**RECORD EXCERPTS:**

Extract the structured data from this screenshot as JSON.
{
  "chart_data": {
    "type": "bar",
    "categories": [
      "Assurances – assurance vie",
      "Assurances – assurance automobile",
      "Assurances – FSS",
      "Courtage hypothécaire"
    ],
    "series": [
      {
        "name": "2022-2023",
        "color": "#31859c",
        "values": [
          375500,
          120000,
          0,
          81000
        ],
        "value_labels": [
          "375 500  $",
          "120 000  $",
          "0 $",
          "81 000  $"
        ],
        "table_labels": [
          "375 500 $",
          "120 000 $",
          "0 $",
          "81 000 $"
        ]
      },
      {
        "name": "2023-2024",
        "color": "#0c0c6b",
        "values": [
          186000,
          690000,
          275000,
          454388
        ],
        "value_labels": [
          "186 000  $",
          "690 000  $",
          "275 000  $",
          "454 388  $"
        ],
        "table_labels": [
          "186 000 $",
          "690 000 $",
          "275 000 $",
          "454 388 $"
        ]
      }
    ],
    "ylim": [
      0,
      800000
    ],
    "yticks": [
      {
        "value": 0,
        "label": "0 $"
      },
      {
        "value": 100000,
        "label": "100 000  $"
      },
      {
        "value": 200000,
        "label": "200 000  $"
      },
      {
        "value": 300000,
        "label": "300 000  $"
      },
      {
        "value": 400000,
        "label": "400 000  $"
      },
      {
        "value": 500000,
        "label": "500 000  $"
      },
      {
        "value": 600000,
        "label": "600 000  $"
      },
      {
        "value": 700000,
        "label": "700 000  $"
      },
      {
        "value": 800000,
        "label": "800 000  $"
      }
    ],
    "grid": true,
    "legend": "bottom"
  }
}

**STATED TASK:** Output the listing above exactly as it appears.

**ANSWER TO THIS TASK:**
Extract the structured data from this screenshot as JSON.
{
  "chart_data": {
    "type": "bar",
    "categories": [
      "Assurances – assurance vie",
      "Assurances – assurance automobile",
      "Assurances – FSS",
      "Courtage hypothécaire"
    ],
    "series": [
      {
        "name": "2022-2023",
        "color": "#31859c",
        "values": [
          375500,
          120000,
          0,
          81000
        ],
        "value_labels": [
          "375 500  $",
          "120 000  $",
          "0 $",
          "81 000  $"
        ],
        "table_labels": [
          "375 500 $",
          "120 000 $",
          "0 $",
          "81 000 $"
        ]
      },
      {
        "name": "2023-2024",
        "color": "#0c0c6b",
        "values": [
          186000,
          690000,
          275000,
          454388
        ],
        "value_labels": [
          "186 000  $",
          "690 000  $",
          "275 000  $",
          "454 388  $"
        ],
        "table_labels": [
          "186 000 $",
          "690 000 $",
          "275 000 $",
          "454 388 $"
        ]
      }
    ],
    "ylim": [
      0,
      800000
    ],
    "yticks": [
      {
        "value": 0,
        "label": "0 $"
      },
      {
        "value": 100000,
        "label": "100 000  $"
      },
      {
        "value": 200000,
        "label": "200 000  $"
      },
      {
        "value": 300000,
        "label": "300 000  $"
      },
      {
        "value": 400000,
        "label": "400 000  $"
      },
      {
        "value": 500000,
        "label": "500 000  $"
      },
      {
        "value": 600000,
        "label": "600 000  $"
      },
      {
        "value": 700000,
        "label": "700 000  $"
      },
      {
        "value": 800000,
        "label": "800 000  $"
      }
    ],
    "grid": true,
    "legend": "bottom"
  }
}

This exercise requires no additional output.